**What you have to do:** Locate the word "title" in the entries below, then gather every line that holds it.
::::::::::
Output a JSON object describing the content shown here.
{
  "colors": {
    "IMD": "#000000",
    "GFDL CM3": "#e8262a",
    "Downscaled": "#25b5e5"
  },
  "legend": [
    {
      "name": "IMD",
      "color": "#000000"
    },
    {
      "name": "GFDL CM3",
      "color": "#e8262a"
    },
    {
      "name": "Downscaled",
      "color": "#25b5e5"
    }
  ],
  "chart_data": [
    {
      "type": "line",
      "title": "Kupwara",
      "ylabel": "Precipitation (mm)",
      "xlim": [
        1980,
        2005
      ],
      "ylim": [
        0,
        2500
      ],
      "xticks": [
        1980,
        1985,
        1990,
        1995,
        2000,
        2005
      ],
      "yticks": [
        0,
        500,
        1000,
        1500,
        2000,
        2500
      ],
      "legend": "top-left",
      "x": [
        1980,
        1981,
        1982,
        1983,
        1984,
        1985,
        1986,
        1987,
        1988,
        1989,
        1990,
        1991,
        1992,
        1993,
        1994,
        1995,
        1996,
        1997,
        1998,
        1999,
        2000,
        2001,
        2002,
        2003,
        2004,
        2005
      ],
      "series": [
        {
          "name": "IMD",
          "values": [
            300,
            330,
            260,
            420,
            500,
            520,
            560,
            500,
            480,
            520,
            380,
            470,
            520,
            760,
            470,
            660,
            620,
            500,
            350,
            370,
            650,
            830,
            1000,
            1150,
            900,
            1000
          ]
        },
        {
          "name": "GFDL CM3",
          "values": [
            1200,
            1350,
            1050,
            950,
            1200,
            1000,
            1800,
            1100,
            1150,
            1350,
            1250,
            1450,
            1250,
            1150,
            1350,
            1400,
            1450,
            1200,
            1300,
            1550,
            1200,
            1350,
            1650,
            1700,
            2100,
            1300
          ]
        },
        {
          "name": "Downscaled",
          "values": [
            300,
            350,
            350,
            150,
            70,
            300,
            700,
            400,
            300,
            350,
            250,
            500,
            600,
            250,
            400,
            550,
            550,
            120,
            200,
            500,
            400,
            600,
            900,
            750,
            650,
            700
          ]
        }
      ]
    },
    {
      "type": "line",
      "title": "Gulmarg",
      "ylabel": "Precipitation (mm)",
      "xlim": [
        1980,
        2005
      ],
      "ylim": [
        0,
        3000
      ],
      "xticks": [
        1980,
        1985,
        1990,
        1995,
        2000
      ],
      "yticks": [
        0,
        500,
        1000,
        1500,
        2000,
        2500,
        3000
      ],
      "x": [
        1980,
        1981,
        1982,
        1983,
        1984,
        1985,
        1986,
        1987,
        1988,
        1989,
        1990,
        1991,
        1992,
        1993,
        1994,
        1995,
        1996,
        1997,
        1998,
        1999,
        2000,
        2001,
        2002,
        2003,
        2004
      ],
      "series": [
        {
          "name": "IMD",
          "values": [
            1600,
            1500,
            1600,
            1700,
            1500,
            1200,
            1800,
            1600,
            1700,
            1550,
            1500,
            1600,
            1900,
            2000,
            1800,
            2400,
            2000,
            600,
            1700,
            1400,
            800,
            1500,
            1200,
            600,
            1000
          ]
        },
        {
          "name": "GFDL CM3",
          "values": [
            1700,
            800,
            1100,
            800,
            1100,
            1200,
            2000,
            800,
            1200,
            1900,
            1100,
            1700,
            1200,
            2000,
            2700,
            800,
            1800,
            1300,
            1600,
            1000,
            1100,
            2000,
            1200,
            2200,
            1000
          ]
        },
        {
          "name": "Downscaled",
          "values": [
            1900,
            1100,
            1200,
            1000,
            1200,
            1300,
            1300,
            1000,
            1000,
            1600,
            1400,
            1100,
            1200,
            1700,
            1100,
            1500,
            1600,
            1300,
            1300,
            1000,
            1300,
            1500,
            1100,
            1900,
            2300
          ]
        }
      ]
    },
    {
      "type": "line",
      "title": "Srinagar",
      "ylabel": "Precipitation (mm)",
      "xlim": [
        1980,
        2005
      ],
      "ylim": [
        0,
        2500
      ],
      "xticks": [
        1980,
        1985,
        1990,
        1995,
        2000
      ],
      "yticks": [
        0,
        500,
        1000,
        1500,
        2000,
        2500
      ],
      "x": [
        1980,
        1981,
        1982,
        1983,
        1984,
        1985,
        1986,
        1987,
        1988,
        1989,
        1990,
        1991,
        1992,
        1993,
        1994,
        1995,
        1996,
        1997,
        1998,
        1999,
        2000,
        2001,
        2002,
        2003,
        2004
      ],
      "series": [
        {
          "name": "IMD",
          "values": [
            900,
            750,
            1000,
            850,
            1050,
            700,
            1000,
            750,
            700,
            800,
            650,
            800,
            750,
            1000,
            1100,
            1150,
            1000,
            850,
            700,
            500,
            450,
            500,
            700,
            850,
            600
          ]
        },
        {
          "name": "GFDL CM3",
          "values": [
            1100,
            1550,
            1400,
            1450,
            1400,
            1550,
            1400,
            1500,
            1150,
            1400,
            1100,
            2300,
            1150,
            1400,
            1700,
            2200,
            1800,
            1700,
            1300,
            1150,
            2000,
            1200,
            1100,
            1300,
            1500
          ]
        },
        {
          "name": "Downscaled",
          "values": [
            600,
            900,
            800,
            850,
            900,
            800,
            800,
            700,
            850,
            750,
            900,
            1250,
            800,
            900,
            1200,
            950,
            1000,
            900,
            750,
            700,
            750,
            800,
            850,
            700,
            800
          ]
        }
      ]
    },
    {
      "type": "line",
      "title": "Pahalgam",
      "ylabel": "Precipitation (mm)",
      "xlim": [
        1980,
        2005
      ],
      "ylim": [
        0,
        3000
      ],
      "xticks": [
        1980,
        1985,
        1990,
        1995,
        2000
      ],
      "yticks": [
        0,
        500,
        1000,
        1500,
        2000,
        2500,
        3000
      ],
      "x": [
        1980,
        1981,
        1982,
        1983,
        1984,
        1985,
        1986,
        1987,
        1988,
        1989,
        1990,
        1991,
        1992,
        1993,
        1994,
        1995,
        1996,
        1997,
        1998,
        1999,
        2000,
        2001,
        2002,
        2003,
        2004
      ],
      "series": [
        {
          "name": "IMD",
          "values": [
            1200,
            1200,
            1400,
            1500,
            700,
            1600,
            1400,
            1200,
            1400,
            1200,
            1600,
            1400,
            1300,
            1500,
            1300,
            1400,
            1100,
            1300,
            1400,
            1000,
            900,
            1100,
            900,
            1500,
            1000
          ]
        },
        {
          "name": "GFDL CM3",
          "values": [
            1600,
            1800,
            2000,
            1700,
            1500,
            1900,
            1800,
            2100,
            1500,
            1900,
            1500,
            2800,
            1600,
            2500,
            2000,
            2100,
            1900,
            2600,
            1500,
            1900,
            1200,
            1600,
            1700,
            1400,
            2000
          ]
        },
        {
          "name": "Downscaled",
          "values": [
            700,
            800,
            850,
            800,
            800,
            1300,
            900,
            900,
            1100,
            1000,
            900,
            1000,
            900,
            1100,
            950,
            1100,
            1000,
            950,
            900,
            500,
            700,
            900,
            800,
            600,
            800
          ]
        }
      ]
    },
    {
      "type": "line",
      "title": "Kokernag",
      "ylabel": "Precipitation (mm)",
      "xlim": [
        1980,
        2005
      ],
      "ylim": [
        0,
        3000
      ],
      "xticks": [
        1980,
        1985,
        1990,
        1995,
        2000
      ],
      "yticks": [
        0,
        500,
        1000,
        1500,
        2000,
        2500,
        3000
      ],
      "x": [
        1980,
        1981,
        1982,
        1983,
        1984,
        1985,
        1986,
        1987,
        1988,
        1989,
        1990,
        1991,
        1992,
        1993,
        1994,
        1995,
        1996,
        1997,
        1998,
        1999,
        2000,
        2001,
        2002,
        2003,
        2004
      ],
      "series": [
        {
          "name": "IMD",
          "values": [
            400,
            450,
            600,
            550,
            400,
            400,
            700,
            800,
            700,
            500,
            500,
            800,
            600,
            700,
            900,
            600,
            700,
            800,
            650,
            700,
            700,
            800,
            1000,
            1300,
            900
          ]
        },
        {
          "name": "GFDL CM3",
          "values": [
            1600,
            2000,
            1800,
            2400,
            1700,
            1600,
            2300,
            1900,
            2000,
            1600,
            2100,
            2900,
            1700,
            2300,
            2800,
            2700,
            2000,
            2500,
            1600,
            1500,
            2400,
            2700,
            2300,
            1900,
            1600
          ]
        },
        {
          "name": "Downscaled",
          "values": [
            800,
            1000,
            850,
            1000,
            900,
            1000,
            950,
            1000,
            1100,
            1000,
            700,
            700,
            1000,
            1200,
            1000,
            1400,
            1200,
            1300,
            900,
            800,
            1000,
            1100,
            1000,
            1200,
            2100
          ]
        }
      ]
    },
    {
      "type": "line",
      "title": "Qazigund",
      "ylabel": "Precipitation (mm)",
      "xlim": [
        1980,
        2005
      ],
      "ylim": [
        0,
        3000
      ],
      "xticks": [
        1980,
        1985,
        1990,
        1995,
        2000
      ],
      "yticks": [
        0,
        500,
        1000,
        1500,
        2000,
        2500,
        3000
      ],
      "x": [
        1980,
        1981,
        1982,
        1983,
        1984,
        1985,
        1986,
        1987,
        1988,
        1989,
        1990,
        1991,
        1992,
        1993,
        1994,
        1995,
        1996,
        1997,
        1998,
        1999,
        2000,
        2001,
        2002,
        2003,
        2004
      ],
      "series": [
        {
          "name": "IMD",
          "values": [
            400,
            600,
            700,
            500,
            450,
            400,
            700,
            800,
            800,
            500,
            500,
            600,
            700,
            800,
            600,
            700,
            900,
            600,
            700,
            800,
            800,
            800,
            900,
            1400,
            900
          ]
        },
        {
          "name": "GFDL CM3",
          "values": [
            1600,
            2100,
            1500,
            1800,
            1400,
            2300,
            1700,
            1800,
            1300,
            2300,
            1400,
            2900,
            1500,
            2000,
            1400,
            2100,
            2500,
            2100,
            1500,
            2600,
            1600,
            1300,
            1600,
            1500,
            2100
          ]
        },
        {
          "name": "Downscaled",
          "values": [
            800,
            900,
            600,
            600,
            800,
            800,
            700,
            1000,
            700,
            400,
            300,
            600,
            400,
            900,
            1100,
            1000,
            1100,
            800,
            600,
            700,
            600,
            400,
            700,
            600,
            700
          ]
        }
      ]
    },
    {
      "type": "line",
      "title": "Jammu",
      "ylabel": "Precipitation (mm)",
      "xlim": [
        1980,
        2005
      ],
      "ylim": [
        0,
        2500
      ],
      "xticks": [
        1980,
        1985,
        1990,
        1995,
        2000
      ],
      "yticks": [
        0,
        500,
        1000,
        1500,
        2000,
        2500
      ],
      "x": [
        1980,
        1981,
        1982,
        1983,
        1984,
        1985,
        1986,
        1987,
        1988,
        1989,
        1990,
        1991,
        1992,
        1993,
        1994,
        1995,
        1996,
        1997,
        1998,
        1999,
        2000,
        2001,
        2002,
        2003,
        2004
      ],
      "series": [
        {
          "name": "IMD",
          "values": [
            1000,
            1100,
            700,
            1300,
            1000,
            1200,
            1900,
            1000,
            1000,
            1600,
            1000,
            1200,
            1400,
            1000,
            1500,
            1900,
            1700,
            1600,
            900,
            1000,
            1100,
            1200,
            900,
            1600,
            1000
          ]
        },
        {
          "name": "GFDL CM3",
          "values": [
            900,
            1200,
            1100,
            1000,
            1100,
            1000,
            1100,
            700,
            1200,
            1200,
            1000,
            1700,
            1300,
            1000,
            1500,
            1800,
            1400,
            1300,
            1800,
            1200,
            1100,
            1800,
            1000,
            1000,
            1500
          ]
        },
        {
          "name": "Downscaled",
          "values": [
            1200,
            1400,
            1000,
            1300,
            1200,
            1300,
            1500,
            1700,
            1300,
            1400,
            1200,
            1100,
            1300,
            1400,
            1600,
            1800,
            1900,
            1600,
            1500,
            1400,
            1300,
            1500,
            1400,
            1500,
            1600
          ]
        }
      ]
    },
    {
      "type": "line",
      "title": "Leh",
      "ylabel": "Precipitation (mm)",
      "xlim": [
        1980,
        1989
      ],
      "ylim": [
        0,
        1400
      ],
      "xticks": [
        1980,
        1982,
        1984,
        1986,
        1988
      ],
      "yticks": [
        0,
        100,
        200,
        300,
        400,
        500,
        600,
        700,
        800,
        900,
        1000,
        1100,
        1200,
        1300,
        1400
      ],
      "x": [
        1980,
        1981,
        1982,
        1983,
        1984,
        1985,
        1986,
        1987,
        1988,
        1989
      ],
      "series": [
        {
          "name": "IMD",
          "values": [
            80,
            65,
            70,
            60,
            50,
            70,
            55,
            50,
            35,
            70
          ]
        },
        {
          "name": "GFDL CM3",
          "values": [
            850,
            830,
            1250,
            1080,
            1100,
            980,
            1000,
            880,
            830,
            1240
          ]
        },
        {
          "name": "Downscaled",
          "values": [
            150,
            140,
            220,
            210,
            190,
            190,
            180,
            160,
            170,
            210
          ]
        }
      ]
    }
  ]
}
::::::::::
**Written solution:**
      "title": "Kupwara",
      "title": "Gulmarg",
      "title": "Srinagar",
      "title": "Pahalgam",
      "title": "Kokernag",
      "title": "Qazigund",
      "title": "Jammu",
      "title": "Leh",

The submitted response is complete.